SET EXERCISE:
Search the records below for the word "وقال". Pull out each line that has it.

DATA ROWS:
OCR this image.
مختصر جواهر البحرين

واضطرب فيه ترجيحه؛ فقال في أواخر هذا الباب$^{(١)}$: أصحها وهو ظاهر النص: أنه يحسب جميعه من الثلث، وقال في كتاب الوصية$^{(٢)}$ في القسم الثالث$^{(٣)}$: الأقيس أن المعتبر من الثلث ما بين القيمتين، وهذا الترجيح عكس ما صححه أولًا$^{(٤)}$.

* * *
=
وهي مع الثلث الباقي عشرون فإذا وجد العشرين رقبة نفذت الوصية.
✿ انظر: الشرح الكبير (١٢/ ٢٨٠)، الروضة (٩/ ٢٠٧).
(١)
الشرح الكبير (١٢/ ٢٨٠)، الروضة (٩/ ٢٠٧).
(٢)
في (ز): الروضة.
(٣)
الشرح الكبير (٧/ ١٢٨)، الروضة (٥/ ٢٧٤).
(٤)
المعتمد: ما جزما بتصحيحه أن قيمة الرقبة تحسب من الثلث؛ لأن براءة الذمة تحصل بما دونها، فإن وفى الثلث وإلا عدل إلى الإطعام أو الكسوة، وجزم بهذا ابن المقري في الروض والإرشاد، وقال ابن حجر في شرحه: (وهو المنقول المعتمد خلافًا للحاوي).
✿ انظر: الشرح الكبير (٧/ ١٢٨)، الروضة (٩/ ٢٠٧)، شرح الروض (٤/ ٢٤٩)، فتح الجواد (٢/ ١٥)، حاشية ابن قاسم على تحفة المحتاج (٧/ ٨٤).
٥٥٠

==

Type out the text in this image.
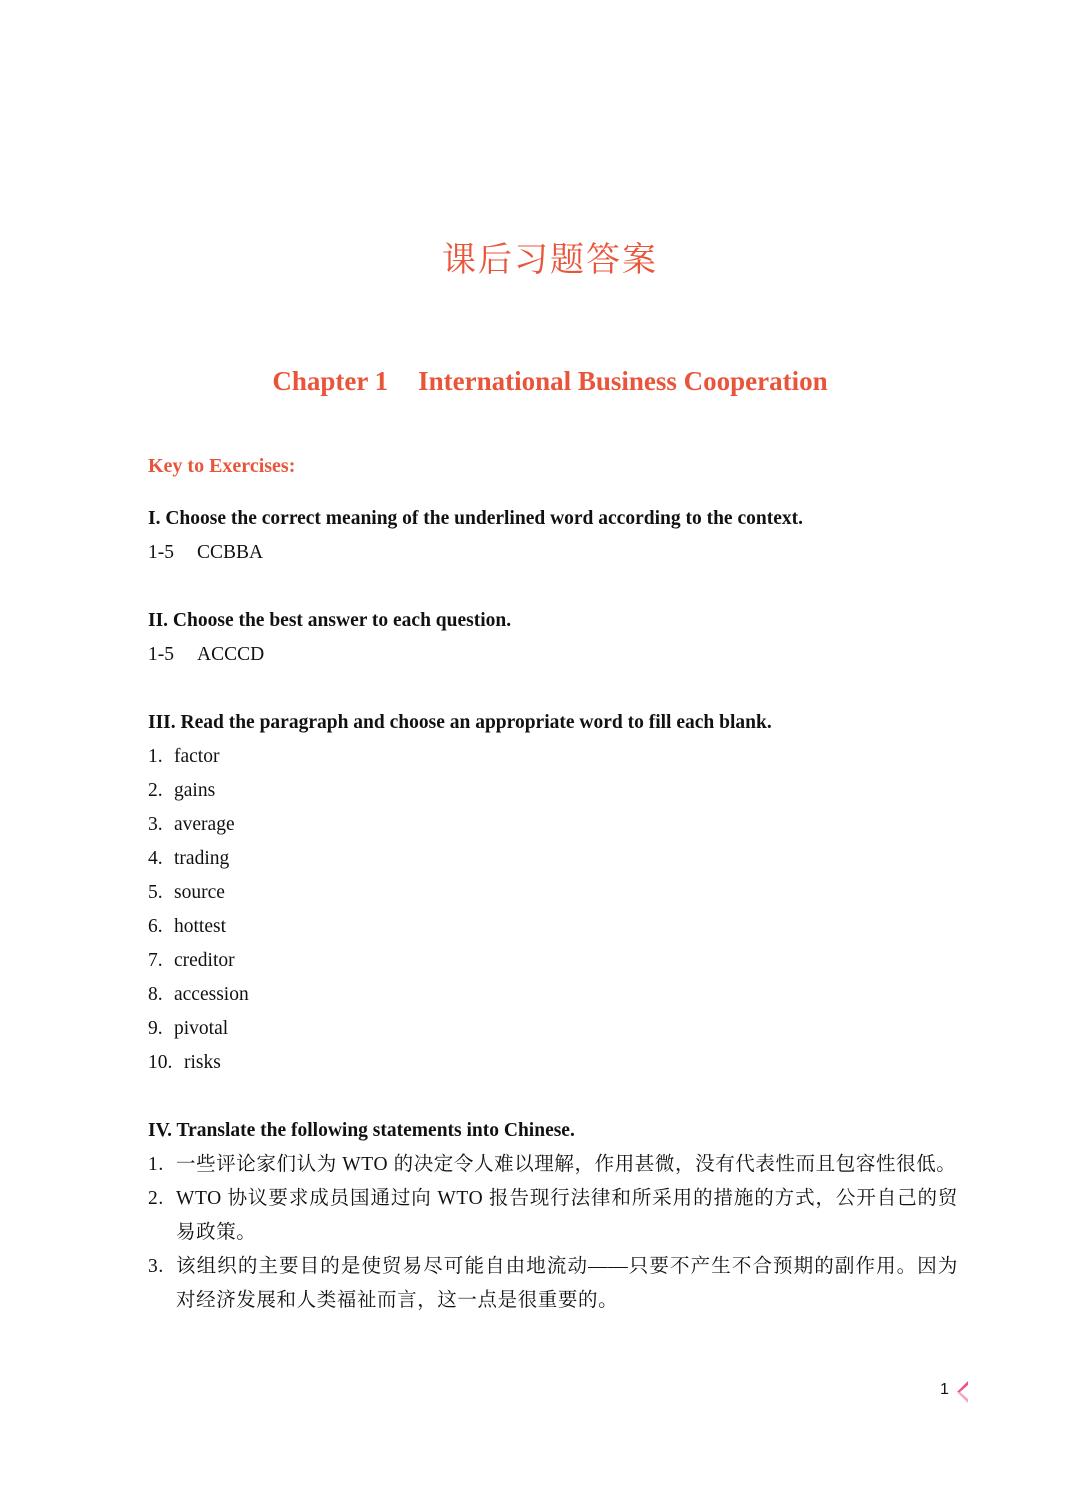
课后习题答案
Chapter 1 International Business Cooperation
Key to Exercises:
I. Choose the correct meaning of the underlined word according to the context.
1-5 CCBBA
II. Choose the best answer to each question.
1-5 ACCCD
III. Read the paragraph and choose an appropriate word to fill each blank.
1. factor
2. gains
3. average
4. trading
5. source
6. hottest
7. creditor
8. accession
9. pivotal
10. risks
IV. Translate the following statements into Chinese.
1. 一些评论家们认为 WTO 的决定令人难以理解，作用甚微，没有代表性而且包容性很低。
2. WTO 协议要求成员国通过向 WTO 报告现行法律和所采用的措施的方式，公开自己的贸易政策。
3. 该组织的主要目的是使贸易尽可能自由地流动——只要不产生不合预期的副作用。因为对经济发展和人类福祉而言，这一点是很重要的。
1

ANSWER TO THE PROBLEM:
واضطرب فيه ترجيحه؛ فقال في أواخر هذا الباب$^{(١)}$: أصحها وهو ظاهر النص: أنه يحسب جميعه من الثلث، وقال في كتاب الوصية$^{(٢)}$ في القسم الثالث$^{(٣)}$: الأقيس أن المعتبر من الثلث ما بين القيمتين، وهذا الترجيح عكس ما صححه أولًا$^{(٤)}$.
المعتمد: ما جزما بتصحيحه أن قيمة الرقبة تحسب من الثلث؛ لأن براءة الذمة تحصل بما دونها، فإن وفى الثلث وإلا عدل إلى الإطعام أو الكسوة، وجزم بهذا ابن المقري في الروض والإرشاد، وقال ابن حجر في شرحه: (وهو المنقول المعتمد خلافًا للحاوي).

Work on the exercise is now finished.